Requirement:
An exact copy of the records is required, minus the pictures they hold.

Records supplied:
►

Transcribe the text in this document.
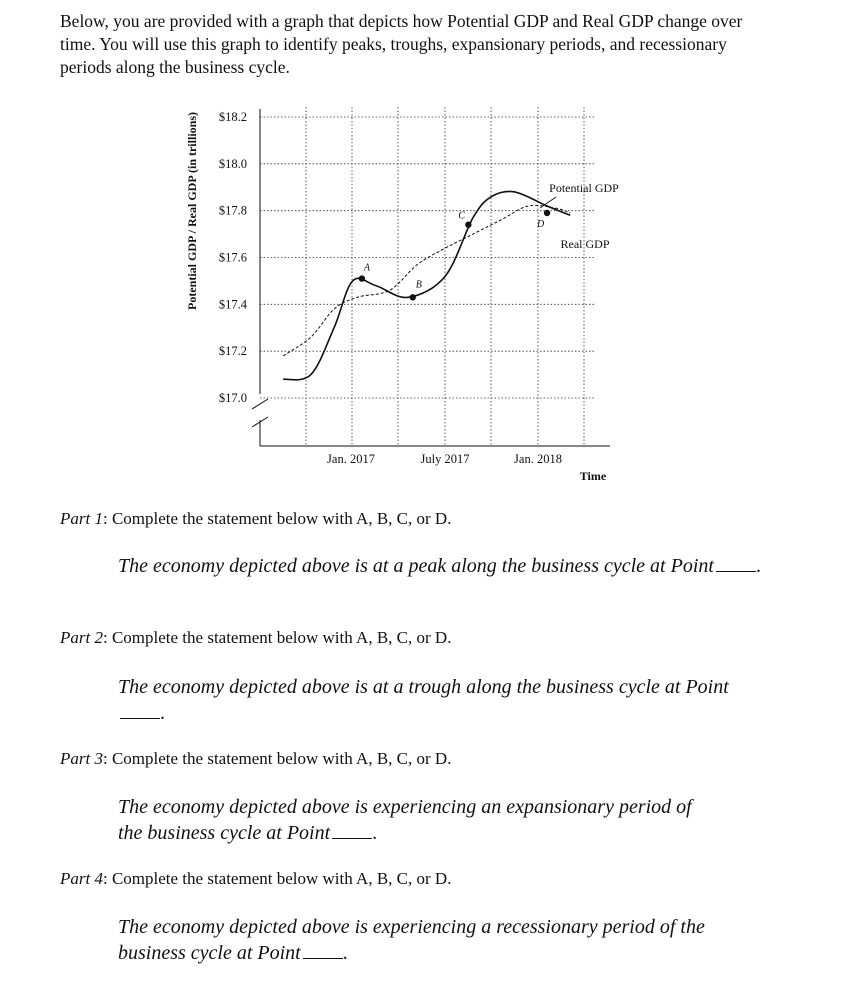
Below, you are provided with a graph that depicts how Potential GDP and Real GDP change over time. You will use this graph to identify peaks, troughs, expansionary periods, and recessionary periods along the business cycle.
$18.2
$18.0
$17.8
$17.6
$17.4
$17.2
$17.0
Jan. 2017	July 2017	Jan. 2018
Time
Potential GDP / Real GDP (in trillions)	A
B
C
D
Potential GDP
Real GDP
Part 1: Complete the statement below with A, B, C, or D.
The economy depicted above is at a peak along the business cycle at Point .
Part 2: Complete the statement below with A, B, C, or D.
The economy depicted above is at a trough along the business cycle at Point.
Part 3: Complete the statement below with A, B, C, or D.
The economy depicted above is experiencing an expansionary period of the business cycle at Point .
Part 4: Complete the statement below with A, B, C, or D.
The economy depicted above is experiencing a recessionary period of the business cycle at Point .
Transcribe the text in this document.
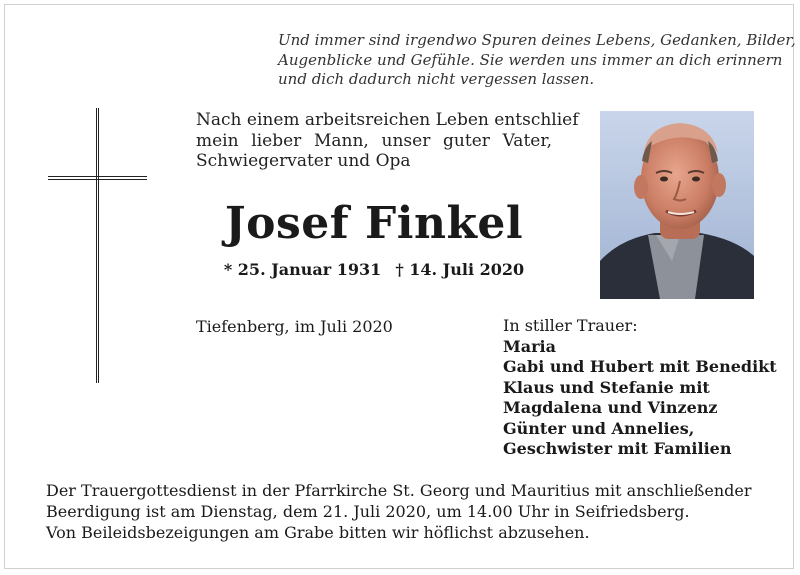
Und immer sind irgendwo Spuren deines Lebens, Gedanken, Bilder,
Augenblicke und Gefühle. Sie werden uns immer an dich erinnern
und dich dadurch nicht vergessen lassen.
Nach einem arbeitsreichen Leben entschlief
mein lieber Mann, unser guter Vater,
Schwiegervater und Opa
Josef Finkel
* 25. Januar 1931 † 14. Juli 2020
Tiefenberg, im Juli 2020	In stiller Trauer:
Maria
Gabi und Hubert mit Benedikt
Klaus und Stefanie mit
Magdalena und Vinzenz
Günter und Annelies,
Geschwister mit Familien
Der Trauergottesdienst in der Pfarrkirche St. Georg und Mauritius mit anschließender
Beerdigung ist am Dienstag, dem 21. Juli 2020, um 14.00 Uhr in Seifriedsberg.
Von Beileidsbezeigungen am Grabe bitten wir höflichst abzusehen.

◄

Task solution:
Transcribe the text in this document.
Below, you are provided with a graph that depicts how Potential GDP and Real GDP change over time. You will use this graph to identify peaks, troughs, expansionary periods, and recessionary periods along the business cycle.
$18.2
$18.0
$17.8
$17.6
$17.4
$17.2
$17.0
Jan. 2017	July 2017	Jan. 2018
Time
Potential GDP / Real GDP (in trillions)	A
B
C
D
Potential GDP
Real GDP
Part 1: Complete the statement below with A, B, C, or D.
The economy depicted above is at a peak along the business cycle at Point .
Part 2: Complete the statement below with A, B, C, or D.
The economy depicted above is at a trough along the business cycle at Point.
Part 3: Complete the statement below with A, B, C, or D.
The economy depicted above is experiencing an expansionary period of the business cycle at Point .
Part 4: Complete the statement below with A, B, C, or D.
The economy depicted above is experiencing a recessionary period of the business cycle at Point .
Transcribe the text in this document.
Und immer sind irgendwo Spuren deines Lebens, Gedanken, Bilder,
Augenblicke und Gefühle. Sie werden uns immer an dich erinnern
und dich dadurch nicht vergessen lassen.
Nach einem arbeitsreichen Leben entschlief
mein lieber Mann, unser guter Vater,
Schwiegervater und Opa
Josef Finkel
* 25. Januar 1931 † 14. Juli 2020
Tiefenberg, im Juli 2020	In stiller Trauer:
Maria
Gabi und Hubert mit Benedikt
Klaus und Stefanie mit
Magdalena und Vinzenz
Günter und Annelies,
Geschwister mit Familien
Der Trauergottesdienst in der Pfarrkirche St. Georg und Mauritius mit anschließender
Beerdigung ist am Dienstag, dem 21. Juli 2020, um 14.00 Uhr in Seifriedsberg.
Von Beileidsbezeigungen am Grabe bitten wir höflichst abzusehen.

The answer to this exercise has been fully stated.